Return every record verbatim.
**** Records for the exercise
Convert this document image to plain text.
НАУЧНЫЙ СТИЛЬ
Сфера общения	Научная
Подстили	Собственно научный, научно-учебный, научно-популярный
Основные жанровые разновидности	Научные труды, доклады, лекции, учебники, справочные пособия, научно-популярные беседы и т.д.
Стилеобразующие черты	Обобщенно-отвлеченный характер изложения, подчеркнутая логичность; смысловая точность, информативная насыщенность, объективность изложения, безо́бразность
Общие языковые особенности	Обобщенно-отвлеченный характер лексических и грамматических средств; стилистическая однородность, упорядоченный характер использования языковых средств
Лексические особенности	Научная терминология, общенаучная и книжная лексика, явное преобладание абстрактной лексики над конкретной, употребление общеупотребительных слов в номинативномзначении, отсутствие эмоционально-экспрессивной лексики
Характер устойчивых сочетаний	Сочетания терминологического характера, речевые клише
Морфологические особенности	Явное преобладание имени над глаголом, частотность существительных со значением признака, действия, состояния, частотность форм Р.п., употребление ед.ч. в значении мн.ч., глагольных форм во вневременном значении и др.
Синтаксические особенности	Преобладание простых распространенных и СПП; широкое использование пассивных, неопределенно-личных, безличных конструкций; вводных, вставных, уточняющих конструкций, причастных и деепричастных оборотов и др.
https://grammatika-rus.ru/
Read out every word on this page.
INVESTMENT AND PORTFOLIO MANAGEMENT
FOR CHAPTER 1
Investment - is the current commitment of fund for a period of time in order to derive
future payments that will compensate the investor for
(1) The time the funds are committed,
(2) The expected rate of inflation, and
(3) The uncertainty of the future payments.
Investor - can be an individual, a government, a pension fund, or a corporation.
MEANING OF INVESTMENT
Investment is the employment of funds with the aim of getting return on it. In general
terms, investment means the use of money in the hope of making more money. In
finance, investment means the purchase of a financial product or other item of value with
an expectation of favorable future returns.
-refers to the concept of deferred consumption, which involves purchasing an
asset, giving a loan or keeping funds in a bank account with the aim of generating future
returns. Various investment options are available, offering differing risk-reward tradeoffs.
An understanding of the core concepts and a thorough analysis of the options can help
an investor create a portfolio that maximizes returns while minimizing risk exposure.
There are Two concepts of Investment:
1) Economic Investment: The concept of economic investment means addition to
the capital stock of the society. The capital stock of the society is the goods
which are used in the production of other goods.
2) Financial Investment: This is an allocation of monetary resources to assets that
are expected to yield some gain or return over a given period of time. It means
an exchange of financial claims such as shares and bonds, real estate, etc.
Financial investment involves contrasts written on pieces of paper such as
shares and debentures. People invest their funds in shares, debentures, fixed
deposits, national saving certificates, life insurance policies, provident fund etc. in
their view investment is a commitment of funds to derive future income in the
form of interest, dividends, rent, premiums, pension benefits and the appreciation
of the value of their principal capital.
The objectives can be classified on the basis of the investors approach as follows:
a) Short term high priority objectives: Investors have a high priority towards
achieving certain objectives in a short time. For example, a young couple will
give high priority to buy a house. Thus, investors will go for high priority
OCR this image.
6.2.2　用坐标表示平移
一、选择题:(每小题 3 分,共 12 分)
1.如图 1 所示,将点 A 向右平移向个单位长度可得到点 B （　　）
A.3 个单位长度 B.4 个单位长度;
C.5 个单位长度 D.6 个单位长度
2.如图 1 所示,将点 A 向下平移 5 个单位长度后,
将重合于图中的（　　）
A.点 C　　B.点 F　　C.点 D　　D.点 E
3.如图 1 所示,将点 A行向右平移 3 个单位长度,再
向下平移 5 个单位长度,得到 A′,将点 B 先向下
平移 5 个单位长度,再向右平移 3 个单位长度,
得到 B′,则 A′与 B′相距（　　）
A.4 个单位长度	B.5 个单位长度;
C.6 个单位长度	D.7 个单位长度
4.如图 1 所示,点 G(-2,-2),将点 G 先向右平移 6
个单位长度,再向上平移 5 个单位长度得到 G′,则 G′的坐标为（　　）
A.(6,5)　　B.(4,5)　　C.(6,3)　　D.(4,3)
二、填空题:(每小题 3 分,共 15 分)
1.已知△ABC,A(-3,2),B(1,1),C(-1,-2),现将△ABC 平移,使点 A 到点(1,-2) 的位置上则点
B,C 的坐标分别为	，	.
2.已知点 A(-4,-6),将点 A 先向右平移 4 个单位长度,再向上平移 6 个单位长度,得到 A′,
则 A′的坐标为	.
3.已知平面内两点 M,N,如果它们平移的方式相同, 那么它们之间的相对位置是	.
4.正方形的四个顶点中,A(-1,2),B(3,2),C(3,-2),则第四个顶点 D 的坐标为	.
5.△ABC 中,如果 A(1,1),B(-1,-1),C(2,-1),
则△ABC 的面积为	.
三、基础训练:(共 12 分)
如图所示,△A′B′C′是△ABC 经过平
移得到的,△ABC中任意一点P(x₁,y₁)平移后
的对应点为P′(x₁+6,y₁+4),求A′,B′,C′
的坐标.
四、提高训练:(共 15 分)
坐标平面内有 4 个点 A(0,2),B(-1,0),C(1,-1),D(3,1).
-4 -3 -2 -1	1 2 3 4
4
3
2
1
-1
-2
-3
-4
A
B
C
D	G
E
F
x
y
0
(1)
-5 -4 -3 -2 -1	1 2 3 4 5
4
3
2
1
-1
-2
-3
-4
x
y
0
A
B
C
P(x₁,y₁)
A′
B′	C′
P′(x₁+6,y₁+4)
********
**Written solution:**
Convert this document image to plain text.
НАУЧНЫЙ СТИЛЬ
Сфера общения	Научная
Подстили	Собственно научный, научно-учебный, научно-популярный
Основные жанровые разновидности	Научные труды, доклады, лекции, учебники, справочные пособия, научно-популярные беседы и т.д.
Стилеобразующие черты	Обобщенно-отвлеченный характер изложения, подчеркнутая логичность; смысловая точность, информативная насыщенность, объективность изложения, безо́бразность
Общие языковые особенности	Обобщенно-отвлеченный характер лексических и грамматических средств; стилистическая однородность, упорядоченный характер использования языковых средств
Лексические особенности	Научная терминология, общенаучная и книжная лексика, явное преобладание абстрактной лексики над конкретной, употребление общеупотребительных слов в номинативномзначении, отсутствие эмоционально-экспрессивной лексики
Характер устойчивых сочетаний	Сочетания терминологического характера, речевые клише
Морфологические особенности	Явное преобладание имени над глаголом, частотность существительных со значением признака, действия, состояния, частотность форм Р.п., употребление ед.ч. в значении мн.ч., глагольных форм во вневременном значении и др.
Синтаксические особенности	Преобладание простых распространенных и СПП; широкое использование пассивных, неопределенно-личных, безличных конструкций; вводных, вставных, уточняющих конструкций, причастных и деепричастных оборотов и др.
https://grammatika-rus.ru/
Read out every word on this page.
INVESTMENT AND PORTFOLIO MANAGEMENT
FOR CHAPTER 1
Investment - is the current commitment of fund for a period of time in order to derive
future payments that will compensate the investor for
(1) The time the funds are committed,
(2) The expected rate of inflation, and
(3) The uncertainty of the future payments.
Investor - can be an individual, a government, a pension fund, or a corporation.
MEANING OF INVESTMENT
Investment is the employment of funds with the aim of getting return on it. In general
terms, investment means the use of money in the hope of making more money. In
finance, investment means the purchase of a financial product or other item of value with
an expectation of favorable future returns.
-refers to the concept of deferred consumption, which involves purchasing an
asset, giving a loan or keeping funds in a bank account with the aim of generating future
returns. Various investment options are available, offering differing risk-reward tradeoffs.
An understanding of the core concepts and a thorough analysis of the options can help
an investor create a portfolio that maximizes returns while minimizing risk exposure.
There are Two concepts of Investment:
1) Economic Investment: The concept of economic investment means addition to
the capital stock of the society. The capital stock of the society is the goods
which are used in the production of other goods.
2) Financial Investment: This is an allocation of monetary resources to assets that
are expected to yield some gain or return over a given period of time. It means
an exchange of financial claims such as shares and bonds, real estate, etc.
Financial investment involves contrasts written on pieces of paper such as
shares and debentures. People invest their funds in shares, debentures, fixed
deposits, national saving certificates, life insurance policies, provident fund etc. in
their view investment is a commitment of funds to derive future income in the
form of interest, dividends, rent, premiums, pension benefits and the appreciation
of the value of their principal capital.
The objectives can be classified on the basis of the investors approach as follows:
a) Short term high priority objectives: Investors have a high priority towards
achieving certain objectives in a short time. For example, a young couple will
give high priority to buy a house. Thus, investors will go for high priority
OCR this image.
6.2.2　用坐标表示平移
一、选择题:(每小题 3 分,共 12 分)
1.如图 1 所示,将点 A 向右平移向个单位长度可得到点 B （　　）
A.3 个单位长度 B.4 个单位长度;
C.5 个单位长度 D.6 个单位长度
2.如图 1 所示,将点 A 向下平移 5 个单位长度后,
将重合于图中的（　　）
A.点 C　　B.点 F　　C.点 D　　D.点 E
3.如图 1 所示,将点 A行向右平移 3 个单位长度,再
向下平移 5 个单位长度,得到 A′,将点 B 先向下
平移 5 个单位长度,再向右平移 3 个单位长度,
得到 B′,则 A′与 B′相距（　　）
A.4 个单位长度	B.5 个单位长度;
C.6 个单位长度	D.7 个单位长度
4.如图 1 所示,点 G(-2,-2),将点 G 先向右平移 6
个单位长度,再向上平移 5 个单位长度得到 G′,则 G′的坐标为（　　）
A.(6,5)　　B.(4,5)　　C.(6,3)　　D.(4,3)
二、填空题:(每小题 3 分,共 15 分)
1.已知△ABC,A(-3,2),B(1,1),C(-1,-2),现将△ABC 平移,使点 A 到点(1,-2) 的位置上则点
B,C 的坐标分别为	，	.
2.已知点 A(-4,-6),将点 A 先向右平移 4 个单位长度,再向上平移 6 个单位长度,得到 A′,
则 A′的坐标为	.
3.已知平面内两点 M,N,如果它们平移的方式相同, 那么它们之间的相对位置是	.
4.正方形的四个顶点中,A(-1,2),B(3,2),C(3,-2),则第四个顶点 D 的坐标为	.
5.△ABC 中,如果 A(1,1),B(-1,-1),C(2,-1),
则△ABC 的面积为	.
三、基础训练:(共 12 分)
如图所示,△A′B′C′是△ABC 经过平
移得到的,△ABC中任意一点P(x₁,y₁)平移后
的对应点为P′(x₁+6,y₁+4),求A′,B′,C′
的坐标.
四、提高训练:(共 15 分)
坐标平面内有 4 个点 A(0,2),B(-1,0),C(1,-1),D(3,1).
-4 -3 -2 -1	1 2 3 4
4
3
2
1
-1
-2
-3
-4
A
B
C
D	G
E
F
x
y
0
(1)
-5 -4 -3 -2 -1	1 2 3 4 5
4
3
2
1
-1
-2
-3
-4
x
y
0
A
B
C
P(x₁,y₁)
A′
B′	C′
P′(x₁+6,y₁+4)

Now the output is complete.